__Things to do__:
1) Quote the halobetasol propionate passage between "Cleft palate was" and "to the fetus.", inclusive.
2) Write what comes next in the halobetasol propionate safety passage, picking up after its final sentence.

__Text excerpt__:

____________

In other genotoxicity testing, halobetasol propionate was not found to be genotoxic in the Ames/Salmonella assay, in the sister chromatid exchange test in somatic cells of the Chinese hamster, in chromosome aberration studies of germinal and somatic cells of rodents, and in a mammalian spot test to determine point mutations.
Corticosteroids have been shown to be teratogenic in laboratory animals when administered systemically at relatively low dosage levels. Some corticosteroids have been shown to be teratogenic after dermal application in laboratory animals.
Halobetasol propionate has been shown to be teratogenic in SPF rats and chinchilla-type rabbits when given systemically during gestation at doses of 0.04 to 0.1 mg/kg in rats and 0.01 mg/kg in rabbits. These doses are approximately 13, 33 and 3 times, respectively, the human topical dose of halobetasol propionate ointment, 0.05%. Halobetasol propionate was embryotoxic in rabbits but not in rats.
Cleft palate was observed in both rats and rabbits. Omphalocele was seen in rats, but not in rabbits.
There are no adequate and well-controlled studies of teratogenic potential of halobetasol propionate in pregnant women. Halobetasol propionate ointment, 0.05% should be used during pregnancy only if the potential benefit justifies the potential risk to the fetus.
Systemically administered corticosteroids appear in human milk and could suppress growth, interfere with endogenous corticosteroid production, or cause other untoward effects. It is not known whether topical administration of corticosteroids could result in sufficient systemic absorption to produce detectable quantities in human milk. Because many drugs are excreted in human milk, caution should be exercised when halobetasol propionate ointment, 0.05% is administered to a nursing woman.
Safety and effectiveness of halobetasol propionate ointment, 0.05% in pedriatric patients have not been established and use in pediatric patients under 12 is not recommended. Because of a higher ratio of skin surface area to body mass, pediatric patients are at a greater risk than adults of HPA suppression and Cushing’s syndrome when they are treated with topical corticosteroids. They are therefore also at greater risk of adrenal insufficiency during or after withdrawal of treatment. Adverse effects including striae have been reported with inappropriate use of topical corticosteroids in infants and children.

____________

__Data section__:
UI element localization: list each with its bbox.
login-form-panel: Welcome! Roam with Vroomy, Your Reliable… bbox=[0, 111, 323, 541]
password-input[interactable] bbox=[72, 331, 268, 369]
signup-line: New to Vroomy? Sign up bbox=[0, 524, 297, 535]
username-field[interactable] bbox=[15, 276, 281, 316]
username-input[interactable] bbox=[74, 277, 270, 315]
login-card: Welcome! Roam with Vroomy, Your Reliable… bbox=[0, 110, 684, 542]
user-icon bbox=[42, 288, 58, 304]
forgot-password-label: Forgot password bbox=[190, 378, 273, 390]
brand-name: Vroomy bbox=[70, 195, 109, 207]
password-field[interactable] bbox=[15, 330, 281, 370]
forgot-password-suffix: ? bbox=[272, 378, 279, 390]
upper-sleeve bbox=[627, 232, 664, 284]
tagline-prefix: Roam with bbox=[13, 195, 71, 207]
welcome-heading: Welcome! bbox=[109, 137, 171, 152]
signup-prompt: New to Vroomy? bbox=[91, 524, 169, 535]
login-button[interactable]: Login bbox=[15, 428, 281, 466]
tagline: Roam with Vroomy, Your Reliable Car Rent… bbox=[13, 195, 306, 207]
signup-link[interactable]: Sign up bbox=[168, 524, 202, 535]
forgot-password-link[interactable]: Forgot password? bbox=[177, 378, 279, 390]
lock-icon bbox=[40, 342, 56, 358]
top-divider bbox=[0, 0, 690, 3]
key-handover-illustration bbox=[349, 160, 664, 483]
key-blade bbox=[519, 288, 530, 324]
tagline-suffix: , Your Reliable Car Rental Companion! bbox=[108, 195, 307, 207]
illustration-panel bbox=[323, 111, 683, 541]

____________

__Responses by task__:
1)
Cleft palate was observed in both rats and rabbits. Omphalocele was seen in rats, but not in rabbits.
There are no adequate and well-controlled studies of teratogenic potential of halobetasol propionate in pregnant women. Halobetasol propionate ointment, 0.05% should be used during pregnancy only if the potential benefit justifies the potential risk to the fetus.

2)
HPA axis suppression, Cushing’s syndrome, linear growth retardation, delayed weight gain and intracranial hypertension have been reported in children receiving topical corticosteroids. Manifestations of adrenal suppression in children include low plasma cortisol levels and an absence of response to ACTH stimulation. Manifestations of intracranial hypertension include bulging fontanelles, headaches, and bilateral papilledema.
Of approximately 400 patients treated with halobetasol propionate ointment, 0.05% in clinical studies, 25% were 61 years and over and 6% were 71 years and over. No overall differences in safety or effectiveness were observed between these patients and younger patients; and other reported clinical experience has not identified differences in responses between the elderly and younger patients, but greater sensitivity of some older individuals cannot be ruled out.
In controlled clinical trials, the most frequent adverse events reported for halobetasol propionate ointment, 0.05% included stinging or burning in 1.6% of the patients. Less frequently reported adverse reactions were pustulation, erythema, skin atrophy, leukoderma, acne, itching, secondary infection, telangiectasia, urticara, dry skin, miliaria, paresthesia, and rash.
The following additional local adverse reactions are reported infrequently with topical corticosteroids, and they may occur more frequently with high potency corticosteroids, such as halobetasol propionate ointment, 0.05%. These reactions are listed in an approximate decreasing order of occurrence: folliculitis, hypertrichosis, acneiform eruptions, hypopigmentation, perioral dermatitis, allergic contact dermatitis, secondary infection, striae and miliaria.